*WHAT IS ASKED*.
State the number of lines where "دریا" appears. Add nothing else.

[Dataset excerpt]
----

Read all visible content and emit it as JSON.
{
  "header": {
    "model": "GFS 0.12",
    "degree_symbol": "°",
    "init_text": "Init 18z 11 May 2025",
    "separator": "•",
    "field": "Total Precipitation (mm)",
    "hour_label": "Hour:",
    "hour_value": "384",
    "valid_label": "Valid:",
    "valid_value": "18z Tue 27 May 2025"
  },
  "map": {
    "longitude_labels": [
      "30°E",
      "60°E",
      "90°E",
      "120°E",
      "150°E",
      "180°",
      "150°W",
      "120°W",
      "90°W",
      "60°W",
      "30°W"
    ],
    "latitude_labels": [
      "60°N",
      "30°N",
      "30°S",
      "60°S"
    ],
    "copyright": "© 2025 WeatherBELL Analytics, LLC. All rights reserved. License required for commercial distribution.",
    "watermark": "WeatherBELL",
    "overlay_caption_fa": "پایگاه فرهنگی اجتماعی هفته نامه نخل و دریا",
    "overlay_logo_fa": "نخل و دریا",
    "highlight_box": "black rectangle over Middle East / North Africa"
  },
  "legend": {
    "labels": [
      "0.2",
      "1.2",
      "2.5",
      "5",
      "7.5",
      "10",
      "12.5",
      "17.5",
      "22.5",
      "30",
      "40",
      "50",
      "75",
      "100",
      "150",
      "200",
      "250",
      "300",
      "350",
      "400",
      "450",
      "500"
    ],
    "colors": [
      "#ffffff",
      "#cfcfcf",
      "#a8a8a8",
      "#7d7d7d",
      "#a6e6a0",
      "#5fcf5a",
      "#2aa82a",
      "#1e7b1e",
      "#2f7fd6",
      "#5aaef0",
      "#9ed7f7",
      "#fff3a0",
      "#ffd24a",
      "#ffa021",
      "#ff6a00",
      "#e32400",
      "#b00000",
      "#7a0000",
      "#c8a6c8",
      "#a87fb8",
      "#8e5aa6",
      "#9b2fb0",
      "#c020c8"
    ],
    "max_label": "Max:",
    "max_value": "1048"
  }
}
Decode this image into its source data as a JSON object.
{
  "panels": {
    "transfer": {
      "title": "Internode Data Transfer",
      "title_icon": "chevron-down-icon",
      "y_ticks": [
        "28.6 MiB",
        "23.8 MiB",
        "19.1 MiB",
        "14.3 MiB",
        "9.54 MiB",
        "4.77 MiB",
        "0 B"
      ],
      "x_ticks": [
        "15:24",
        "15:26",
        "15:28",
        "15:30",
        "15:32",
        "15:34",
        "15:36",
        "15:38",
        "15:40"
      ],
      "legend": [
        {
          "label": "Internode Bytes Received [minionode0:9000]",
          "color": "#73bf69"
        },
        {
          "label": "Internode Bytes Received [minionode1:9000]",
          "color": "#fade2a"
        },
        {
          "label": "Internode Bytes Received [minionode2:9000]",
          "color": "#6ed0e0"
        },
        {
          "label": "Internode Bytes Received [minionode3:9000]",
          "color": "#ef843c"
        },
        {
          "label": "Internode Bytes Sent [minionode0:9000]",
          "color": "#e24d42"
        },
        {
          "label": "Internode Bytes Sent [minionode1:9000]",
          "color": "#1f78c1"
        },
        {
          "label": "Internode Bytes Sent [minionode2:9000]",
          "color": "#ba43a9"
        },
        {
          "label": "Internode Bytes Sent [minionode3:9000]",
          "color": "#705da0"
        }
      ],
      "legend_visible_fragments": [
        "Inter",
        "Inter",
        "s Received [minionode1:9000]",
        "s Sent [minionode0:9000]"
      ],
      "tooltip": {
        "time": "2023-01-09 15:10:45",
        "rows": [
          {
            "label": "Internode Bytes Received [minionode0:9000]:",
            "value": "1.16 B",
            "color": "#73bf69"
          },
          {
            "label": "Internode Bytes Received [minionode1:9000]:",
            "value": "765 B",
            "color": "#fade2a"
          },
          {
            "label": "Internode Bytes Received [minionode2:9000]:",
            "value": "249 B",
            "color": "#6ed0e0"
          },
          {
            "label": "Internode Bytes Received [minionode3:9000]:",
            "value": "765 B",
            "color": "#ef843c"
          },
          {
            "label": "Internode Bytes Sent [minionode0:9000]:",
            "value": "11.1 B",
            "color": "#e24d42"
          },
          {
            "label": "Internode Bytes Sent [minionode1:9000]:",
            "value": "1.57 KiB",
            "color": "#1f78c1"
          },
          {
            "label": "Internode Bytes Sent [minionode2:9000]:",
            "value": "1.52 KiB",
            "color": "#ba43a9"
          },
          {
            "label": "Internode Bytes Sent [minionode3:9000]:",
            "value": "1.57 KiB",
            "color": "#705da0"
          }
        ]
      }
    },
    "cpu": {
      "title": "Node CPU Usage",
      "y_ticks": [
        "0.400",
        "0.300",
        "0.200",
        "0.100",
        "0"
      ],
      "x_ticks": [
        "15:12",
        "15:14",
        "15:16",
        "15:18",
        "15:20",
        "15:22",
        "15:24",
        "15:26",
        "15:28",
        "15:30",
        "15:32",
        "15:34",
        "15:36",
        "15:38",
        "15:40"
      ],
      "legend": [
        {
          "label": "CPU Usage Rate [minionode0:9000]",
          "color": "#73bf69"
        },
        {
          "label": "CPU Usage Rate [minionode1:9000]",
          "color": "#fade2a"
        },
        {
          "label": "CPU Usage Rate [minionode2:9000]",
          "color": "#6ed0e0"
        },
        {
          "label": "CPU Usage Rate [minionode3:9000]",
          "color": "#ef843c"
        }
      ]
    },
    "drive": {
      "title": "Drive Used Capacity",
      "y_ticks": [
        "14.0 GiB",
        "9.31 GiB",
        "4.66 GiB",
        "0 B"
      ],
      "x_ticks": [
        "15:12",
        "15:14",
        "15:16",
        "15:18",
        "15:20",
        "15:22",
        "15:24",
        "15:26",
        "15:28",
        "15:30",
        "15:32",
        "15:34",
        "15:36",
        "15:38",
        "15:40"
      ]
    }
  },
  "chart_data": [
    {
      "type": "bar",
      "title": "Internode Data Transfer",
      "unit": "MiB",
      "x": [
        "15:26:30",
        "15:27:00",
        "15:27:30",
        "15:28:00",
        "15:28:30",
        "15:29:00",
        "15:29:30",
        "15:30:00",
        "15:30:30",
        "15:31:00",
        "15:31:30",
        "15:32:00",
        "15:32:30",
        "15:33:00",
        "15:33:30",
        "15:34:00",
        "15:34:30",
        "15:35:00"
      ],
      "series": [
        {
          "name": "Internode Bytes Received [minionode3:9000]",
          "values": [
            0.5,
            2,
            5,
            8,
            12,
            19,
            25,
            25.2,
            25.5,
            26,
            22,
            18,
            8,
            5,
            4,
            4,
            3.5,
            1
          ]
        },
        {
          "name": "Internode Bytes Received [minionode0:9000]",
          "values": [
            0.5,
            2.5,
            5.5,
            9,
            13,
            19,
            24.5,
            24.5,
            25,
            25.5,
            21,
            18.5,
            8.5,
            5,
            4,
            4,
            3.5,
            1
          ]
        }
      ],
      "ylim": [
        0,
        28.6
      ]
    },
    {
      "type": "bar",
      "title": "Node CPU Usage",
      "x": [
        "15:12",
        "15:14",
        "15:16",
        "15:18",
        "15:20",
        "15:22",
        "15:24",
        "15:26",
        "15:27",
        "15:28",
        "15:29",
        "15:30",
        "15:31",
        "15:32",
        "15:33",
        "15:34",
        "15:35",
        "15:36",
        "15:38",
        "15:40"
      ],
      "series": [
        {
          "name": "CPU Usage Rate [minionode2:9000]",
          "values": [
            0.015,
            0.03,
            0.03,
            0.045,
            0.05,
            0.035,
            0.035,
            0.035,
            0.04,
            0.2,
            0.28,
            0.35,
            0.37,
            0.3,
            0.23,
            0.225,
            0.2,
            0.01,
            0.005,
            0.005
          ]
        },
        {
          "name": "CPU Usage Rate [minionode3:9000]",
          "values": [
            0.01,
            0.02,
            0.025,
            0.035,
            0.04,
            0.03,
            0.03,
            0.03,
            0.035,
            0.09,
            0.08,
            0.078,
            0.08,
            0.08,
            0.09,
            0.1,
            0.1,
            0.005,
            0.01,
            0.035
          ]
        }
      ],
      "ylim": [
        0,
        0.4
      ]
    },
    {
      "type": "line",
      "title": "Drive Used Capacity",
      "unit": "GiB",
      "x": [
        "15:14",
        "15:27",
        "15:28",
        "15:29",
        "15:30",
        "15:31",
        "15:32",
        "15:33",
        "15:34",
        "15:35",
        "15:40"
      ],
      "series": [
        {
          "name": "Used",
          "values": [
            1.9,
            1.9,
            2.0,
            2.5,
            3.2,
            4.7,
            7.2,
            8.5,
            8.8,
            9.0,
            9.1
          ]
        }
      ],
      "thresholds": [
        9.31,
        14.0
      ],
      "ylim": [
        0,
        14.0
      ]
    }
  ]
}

----

*EXERCISE RESULT*.
2